Stored entries
** start **

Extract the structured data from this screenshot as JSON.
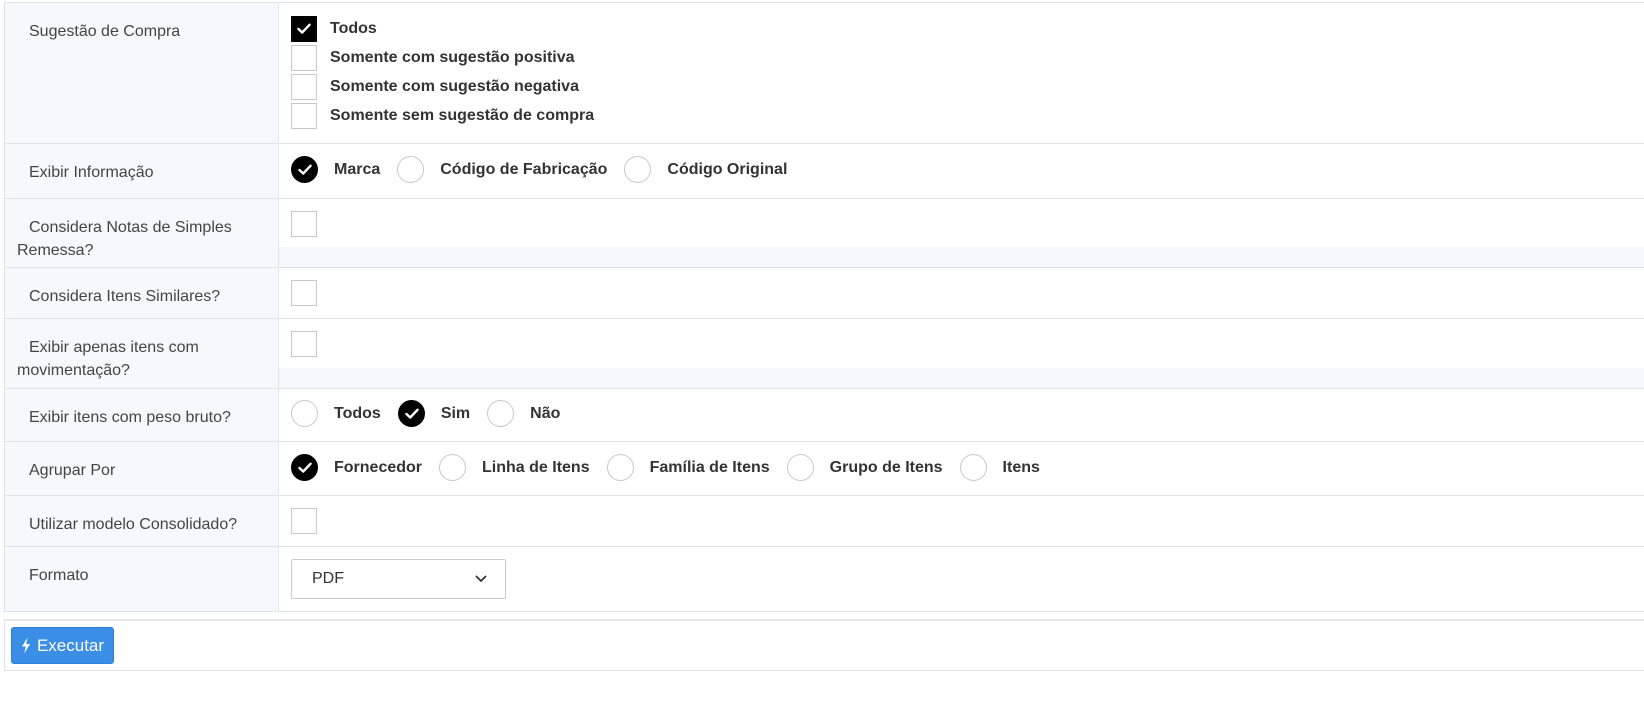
{
  "rows": {
    "sugestao": {
      "label": "Sugestão de Compra",
      "options": [
        {
          "label": "Todos",
          "checked": true
        },
        {
          "label": "Somente com sugestão positiva",
          "checked": false
        },
        {
          "label": "Somente com sugestão negativa",
          "checked": false
        },
        {
          "label": "Somente sem sugestão de compra",
          "checked": false
        }
      ]
    },
    "exibir_info": {
      "label": "Exibir Informação",
      "options": [
        {
          "label": "Marca",
          "checked": true
        },
        {
          "label": "Código de Fabricação",
          "checked": false
        },
        {
          "label": "Código Original",
          "checked": false
        }
      ]
    },
    "notas_simples": {
      "label_line1": "Considera Notas de Simples",
      "label_line2": "Remessa?",
      "checked": false
    },
    "itens_similares": {
      "label": "Considera Itens Similares?",
      "checked": false
    },
    "apenas_movimentacao": {
      "label_line1": "Exibir apenas itens com",
      "label_line2": "movimentação?",
      "checked": false
    },
    "peso_bruto": {
      "label": "Exibir itens com peso bruto?",
      "options": [
        {
          "label": "Todos",
          "checked": false
        },
        {
          "label": "Sim",
          "checked": true
        },
        {
          "label": "Não",
          "checked": false
        }
      ]
    },
    "agrupar": {
      "label": "Agrupar Por",
      "options": [
        {
          "label": "Fornecedor",
          "checked": true
        },
        {
          "label": "Linha de Itens",
          "checked": false
        },
        {
          "label": "Família de Itens",
          "checked": false
        },
        {
          "label": "Grupo de Itens",
          "checked": false
        },
        {
          "label": "Itens",
          "checked": false
        }
      ]
    },
    "consolidado": {
      "label": "Utilizar modelo Consolidado?",
      "checked": false
    },
    "formato": {
      "label": "Formato",
      "selected": "PDF"
    }
  },
  "actions": {
    "execute_label": "Executar"
  },
  "colors": {
    "accent": "#3a8ee6",
    "label_bg": "#f5f9fd",
    "border": "#dfe3e8",
    "checked": "#000000"
  },
  "icons": {
    "execute": "bolt-icon",
    "select": "chevron-down-icon",
    "check": "check-icon"
  }
}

** end **

● **Given exercise**
Find the lines with the string "Somente" and reproduce them.

● **Output**
          "label": "Somente com sugestão positiva",
          "label": "Somente com sugestão negativa",
          "label": "Somente sem sugestão de compra",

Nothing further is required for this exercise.